- Given data
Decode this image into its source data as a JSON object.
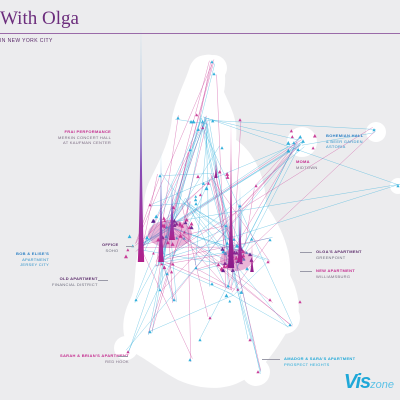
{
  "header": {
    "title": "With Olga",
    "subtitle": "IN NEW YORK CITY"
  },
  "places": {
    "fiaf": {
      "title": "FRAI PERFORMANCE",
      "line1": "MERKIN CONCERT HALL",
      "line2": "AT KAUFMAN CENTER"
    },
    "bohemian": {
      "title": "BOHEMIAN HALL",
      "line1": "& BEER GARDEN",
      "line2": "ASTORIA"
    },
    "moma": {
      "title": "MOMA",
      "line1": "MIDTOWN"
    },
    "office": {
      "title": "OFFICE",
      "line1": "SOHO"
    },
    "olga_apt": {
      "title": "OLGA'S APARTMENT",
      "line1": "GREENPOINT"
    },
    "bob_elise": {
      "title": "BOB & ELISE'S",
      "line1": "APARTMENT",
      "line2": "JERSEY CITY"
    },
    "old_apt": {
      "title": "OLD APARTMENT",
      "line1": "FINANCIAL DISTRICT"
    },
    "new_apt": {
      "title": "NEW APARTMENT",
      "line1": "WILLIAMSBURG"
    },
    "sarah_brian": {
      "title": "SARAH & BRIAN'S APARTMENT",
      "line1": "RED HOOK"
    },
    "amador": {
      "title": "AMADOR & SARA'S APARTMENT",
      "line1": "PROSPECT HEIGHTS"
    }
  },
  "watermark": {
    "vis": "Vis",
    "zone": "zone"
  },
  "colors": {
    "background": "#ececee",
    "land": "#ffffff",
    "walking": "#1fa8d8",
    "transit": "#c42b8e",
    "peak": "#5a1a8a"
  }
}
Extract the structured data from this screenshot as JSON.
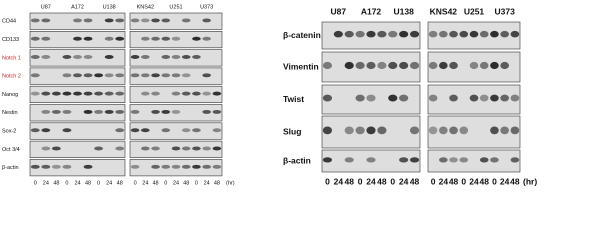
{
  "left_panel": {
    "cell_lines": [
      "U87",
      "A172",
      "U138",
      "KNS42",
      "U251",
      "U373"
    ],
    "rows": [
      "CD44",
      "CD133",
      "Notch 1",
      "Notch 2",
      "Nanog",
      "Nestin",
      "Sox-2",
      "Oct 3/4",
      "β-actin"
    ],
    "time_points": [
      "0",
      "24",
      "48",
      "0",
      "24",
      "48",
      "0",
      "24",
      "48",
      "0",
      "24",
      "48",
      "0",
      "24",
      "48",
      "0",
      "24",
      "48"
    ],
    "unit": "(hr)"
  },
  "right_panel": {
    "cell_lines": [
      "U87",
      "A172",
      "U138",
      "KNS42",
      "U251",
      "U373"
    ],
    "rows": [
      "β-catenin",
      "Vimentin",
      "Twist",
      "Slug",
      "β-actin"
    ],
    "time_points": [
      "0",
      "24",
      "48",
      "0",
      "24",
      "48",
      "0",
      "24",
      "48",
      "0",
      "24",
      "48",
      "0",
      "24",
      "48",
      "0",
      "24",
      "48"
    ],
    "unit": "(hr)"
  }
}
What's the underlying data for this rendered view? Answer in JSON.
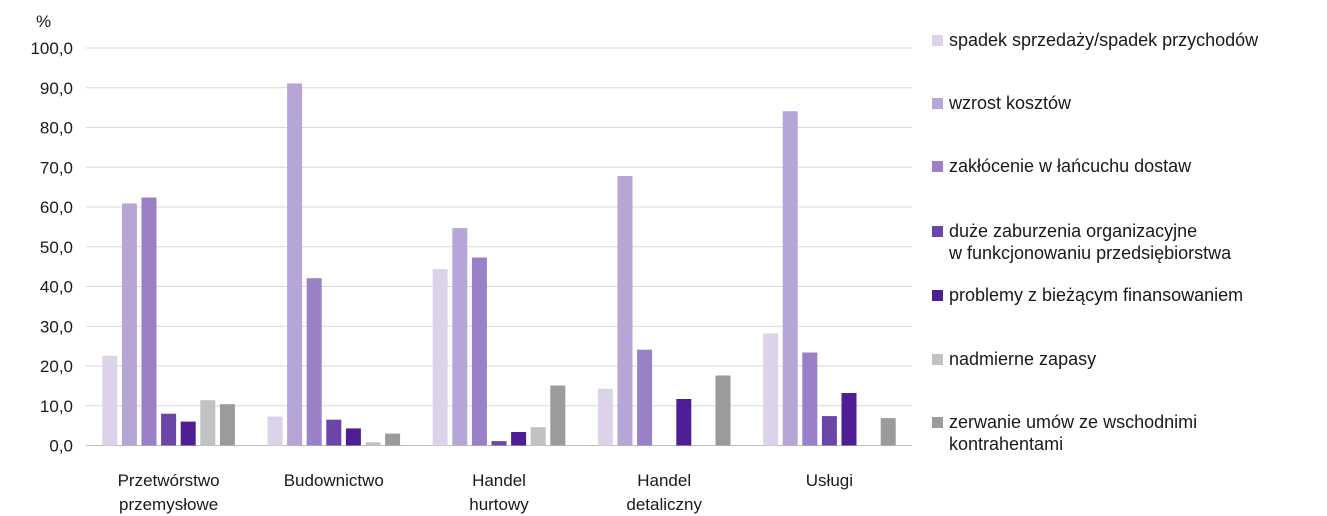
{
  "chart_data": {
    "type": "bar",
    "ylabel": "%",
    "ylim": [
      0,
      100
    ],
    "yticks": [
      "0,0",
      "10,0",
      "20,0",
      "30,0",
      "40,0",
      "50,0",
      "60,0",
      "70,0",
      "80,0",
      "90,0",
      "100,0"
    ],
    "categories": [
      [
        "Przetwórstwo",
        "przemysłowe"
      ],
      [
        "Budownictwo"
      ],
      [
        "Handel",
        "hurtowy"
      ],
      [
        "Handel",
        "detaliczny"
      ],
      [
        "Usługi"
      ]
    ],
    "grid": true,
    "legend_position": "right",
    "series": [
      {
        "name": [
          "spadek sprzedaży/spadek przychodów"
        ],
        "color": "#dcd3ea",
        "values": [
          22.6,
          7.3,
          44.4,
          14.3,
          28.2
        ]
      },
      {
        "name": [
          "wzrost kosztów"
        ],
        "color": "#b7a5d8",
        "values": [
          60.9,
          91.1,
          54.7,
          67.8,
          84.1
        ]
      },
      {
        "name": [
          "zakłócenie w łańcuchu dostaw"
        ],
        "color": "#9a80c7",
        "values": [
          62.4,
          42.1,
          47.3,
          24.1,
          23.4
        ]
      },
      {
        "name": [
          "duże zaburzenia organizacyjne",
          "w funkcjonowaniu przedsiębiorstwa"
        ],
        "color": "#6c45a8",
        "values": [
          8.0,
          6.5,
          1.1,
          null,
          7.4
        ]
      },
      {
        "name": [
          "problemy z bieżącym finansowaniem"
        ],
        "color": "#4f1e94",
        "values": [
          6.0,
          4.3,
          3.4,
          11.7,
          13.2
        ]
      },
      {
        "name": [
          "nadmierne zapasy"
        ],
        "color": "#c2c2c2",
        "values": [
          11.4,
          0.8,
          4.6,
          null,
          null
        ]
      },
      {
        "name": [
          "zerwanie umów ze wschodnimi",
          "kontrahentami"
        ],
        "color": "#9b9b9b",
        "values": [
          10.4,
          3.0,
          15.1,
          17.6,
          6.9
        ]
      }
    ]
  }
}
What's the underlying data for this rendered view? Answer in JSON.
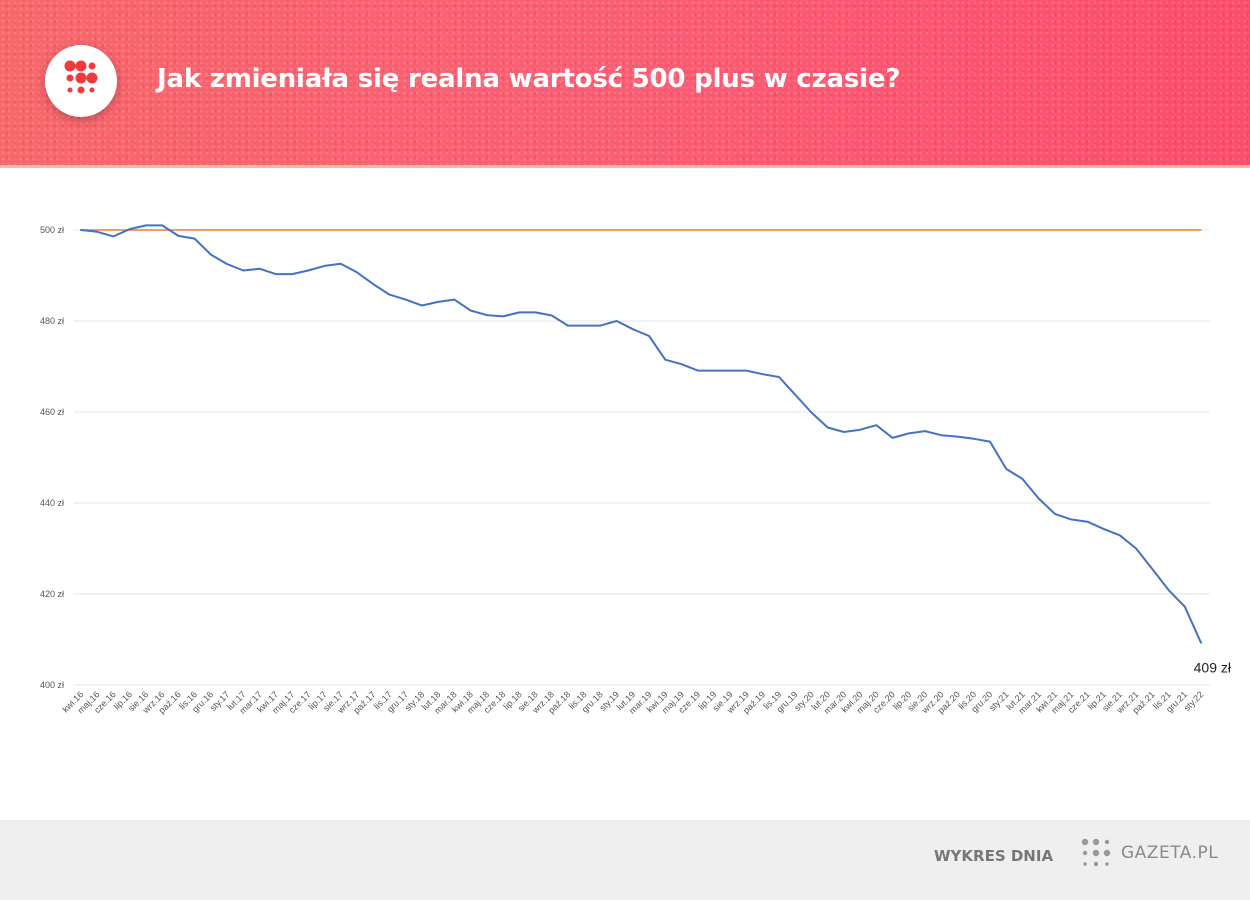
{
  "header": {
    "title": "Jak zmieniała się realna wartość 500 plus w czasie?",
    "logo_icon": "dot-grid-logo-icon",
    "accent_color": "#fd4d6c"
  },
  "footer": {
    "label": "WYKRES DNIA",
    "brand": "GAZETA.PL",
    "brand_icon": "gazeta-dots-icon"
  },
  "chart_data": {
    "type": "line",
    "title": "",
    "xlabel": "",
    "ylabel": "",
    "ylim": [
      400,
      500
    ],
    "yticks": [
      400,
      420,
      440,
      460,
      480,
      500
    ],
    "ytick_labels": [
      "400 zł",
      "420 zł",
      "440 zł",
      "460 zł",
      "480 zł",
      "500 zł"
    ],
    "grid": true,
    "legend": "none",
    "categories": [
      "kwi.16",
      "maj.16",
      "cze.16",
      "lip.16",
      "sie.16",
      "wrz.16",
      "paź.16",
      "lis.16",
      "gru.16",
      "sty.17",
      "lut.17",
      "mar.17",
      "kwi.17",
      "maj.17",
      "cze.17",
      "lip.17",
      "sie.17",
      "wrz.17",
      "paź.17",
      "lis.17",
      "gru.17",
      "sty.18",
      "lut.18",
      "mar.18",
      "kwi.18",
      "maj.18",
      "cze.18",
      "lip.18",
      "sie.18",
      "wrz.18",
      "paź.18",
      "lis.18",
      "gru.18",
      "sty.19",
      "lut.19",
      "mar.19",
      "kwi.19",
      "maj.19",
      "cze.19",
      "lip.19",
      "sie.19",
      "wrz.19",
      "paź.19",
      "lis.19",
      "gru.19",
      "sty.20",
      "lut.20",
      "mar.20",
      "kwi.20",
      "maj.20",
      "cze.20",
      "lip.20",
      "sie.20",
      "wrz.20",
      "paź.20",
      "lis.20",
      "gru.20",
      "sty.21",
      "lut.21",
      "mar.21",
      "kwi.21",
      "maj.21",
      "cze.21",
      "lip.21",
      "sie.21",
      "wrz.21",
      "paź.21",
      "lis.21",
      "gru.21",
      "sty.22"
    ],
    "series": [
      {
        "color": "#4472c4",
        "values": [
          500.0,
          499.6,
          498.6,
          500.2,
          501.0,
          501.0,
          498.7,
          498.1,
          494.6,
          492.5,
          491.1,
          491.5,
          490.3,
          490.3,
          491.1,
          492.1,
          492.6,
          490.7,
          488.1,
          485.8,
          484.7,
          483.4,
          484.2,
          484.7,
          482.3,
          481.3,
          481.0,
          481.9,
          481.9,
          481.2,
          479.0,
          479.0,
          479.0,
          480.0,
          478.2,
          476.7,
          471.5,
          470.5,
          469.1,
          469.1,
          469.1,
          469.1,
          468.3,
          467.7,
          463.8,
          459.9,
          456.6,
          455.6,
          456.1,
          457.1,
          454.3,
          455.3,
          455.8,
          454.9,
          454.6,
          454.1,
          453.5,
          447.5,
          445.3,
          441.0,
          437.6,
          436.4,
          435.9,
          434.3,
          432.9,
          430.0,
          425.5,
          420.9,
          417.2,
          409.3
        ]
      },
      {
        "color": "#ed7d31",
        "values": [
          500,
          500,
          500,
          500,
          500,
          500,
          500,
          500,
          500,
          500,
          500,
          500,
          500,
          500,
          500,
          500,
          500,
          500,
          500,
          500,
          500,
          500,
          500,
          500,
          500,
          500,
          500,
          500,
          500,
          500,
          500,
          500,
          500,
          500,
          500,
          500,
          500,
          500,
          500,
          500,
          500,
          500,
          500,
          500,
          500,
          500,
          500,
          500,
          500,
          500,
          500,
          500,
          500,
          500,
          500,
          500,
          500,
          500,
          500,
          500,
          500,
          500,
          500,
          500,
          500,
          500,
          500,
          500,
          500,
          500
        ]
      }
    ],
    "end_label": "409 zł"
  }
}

- What to produce
Copy out every line from the records that has the word "JSON".

- Answer
Decode this image into its source data as a JSON object.
Extract the structured data from this screenshot as JSON.
What's the underlying data for this rendered view? Answer in JSON.
What's the underlying data for this rendered view? Answer in JSON.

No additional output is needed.